**SHORT TASK:** Every line of the material is to be repeated exactly as it stands.

>> Begin

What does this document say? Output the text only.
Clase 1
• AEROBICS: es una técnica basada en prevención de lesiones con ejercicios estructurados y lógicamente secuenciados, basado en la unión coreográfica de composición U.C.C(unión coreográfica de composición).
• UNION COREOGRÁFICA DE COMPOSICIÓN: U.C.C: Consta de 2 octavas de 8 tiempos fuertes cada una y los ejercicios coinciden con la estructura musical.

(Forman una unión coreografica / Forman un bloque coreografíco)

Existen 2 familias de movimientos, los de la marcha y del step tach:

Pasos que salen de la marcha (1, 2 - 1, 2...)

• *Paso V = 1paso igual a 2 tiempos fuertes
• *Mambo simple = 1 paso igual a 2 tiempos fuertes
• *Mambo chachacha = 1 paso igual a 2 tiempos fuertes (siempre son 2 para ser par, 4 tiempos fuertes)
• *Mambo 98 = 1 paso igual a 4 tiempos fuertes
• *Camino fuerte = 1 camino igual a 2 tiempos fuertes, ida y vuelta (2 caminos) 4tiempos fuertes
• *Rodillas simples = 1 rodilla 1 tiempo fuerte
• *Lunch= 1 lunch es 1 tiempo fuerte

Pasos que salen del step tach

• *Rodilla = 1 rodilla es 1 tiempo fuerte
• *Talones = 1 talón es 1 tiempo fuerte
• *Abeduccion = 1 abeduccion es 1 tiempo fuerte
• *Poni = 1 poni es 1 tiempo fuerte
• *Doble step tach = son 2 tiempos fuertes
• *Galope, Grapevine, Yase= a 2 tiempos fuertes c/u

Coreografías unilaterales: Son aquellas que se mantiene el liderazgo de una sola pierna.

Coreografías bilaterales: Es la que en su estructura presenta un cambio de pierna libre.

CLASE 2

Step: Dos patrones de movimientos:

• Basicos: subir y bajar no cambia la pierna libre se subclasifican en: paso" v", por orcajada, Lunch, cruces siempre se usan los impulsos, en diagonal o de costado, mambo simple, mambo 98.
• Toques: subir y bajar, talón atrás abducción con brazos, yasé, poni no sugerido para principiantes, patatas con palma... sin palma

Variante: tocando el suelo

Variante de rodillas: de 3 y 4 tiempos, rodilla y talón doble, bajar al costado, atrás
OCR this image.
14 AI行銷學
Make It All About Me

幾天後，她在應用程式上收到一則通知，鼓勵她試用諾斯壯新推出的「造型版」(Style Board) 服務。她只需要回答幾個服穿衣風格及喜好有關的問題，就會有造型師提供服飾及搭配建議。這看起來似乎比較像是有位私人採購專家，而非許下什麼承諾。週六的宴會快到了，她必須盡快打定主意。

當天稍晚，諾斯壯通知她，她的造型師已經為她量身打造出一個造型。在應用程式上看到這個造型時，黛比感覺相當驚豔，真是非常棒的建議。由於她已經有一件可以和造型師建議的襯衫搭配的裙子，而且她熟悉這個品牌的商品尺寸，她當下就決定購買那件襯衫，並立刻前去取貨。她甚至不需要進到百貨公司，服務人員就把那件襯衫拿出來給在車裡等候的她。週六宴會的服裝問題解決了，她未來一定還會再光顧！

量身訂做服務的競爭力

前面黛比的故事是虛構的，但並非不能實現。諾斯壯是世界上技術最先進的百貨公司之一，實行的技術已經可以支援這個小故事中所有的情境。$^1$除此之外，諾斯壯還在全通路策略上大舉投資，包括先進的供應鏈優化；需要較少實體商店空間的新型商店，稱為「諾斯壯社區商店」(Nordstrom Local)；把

>> End

**ANSWER TO THIS TASK:**
What does this document say? Output the text only.
Clase 1
• AEROBICS: es una técnica basada en prevención de lesiones con ejercicios estructurados y lógicamente secuenciados, basado en la unión coreográfica de composición U.C.C(unión coreográfica de composición).
• UNION COREOGRÁFICA DE COMPOSICIÓN: U.C.C: Consta de 2 octavas de 8 tiempos fuertes cada una y los ejercicios coinciden con la estructura musical.

(Forman una unión coreografica / Forman un bloque coreografíco)

Existen 2 familias de movimientos, los de la marcha y del step tach:

Pasos que salen de la marcha (1, 2 - 1, 2...)

• *Paso V = 1paso igual a 2 tiempos fuertes
• *Mambo simple = 1 paso igual a 2 tiempos fuertes
• *Mambo chachacha = 1 paso igual a 2 tiempos fuertes (siempre son 2 para ser par, 4 tiempos fuertes)
• *Mambo 98 = 1 paso igual a 4 tiempos fuertes
• *Camino fuerte = 1 camino igual a 2 tiempos fuertes, ida y vuelta (2 caminos) 4tiempos fuertes
• *Rodillas simples = 1 rodilla 1 tiempo fuerte
• *Lunch= 1 lunch es 1 tiempo fuerte

Pasos que salen del step tach

• *Rodilla = 1 rodilla es 1 tiempo fuerte
• *Talones = 1 talón es 1 tiempo fuerte
• *Abeduccion = 1 abeduccion es 1 tiempo fuerte
• *Poni = 1 poni es 1 tiempo fuerte
• *Doble step tach = son 2 tiempos fuertes
• *Galope, Grapevine, Yase= a 2 tiempos fuertes c/u

Coreografías unilaterales: Son aquellas que se mantiene el liderazgo de una sola pierna.

Coreografías bilaterales: Es la que en su estructura presenta un cambio de pierna libre.

CLASE 2

Step: Dos patrones de movimientos:

• Basicos: subir y bajar no cambia la pierna libre se subclasifican en: paso" v", por orcajada, Lunch, cruces siempre se usan los impulsos, en diagonal o de costado, mambo simple, mambo 98.
• Toques: subir y bajar, talón atrás abducción con brazos, yasé, poni no sugerido para principiantes, patatas con palma... sin palma

Variante: tocando el suelo

Variante de rodillas: de 3 y 4 tiempos, rodilla y talón doble, bajar al costado, atrás
OCR this image.
14 AI行銷學
Make It All About Me

幾天後，她在應用程式上收到一則通知，鼓勵她試用諾斯壯新推出的「造型版」(Style Board) 服務。她只需要回答幾個服穿衣風格及喜好有關的問題，就會有造型師提供服飾及搭配建議。這看起來似乎比較像是有位私人採購專家，而非許下什麼承諾。週六的宴會快到了，她必須盡快打定主意。

當天稍晚，諾斯壯通知她，她的造型師已經為她量身打造出一個造型。在應用程式上看到這個造型時，黛比感覺相當驚豔，真是非常棒的建議。由於她已經有一件可以和造型師建議的襯衫搭配的裙子，而且她熟悉這個品牌的商品尺寸，她當下就決定購買那件襯衫，並立刻前去取貨。她甚至不需要進到百貨公司，服務人員就把那件襯衫拿出來給在車裡等候的她。週六宴會的服裝問題解決了，她未來一定還會再光顧！

量身訂做服務的競爭力

前面黛比的故事是虛構的，但並非不能實現。諾斯壯是世界上技術最先進的百貨公司之一，實行的技術已經可以支援這個小故事中所有的情境。$^1$除此之外，諾斯壯還在全通路策略上大舉投資，包括先進的供應鏈優化；需要較少實體商店空間的新型商店，稱為「諾斯壯社區商店」(Nordstrom Local)；把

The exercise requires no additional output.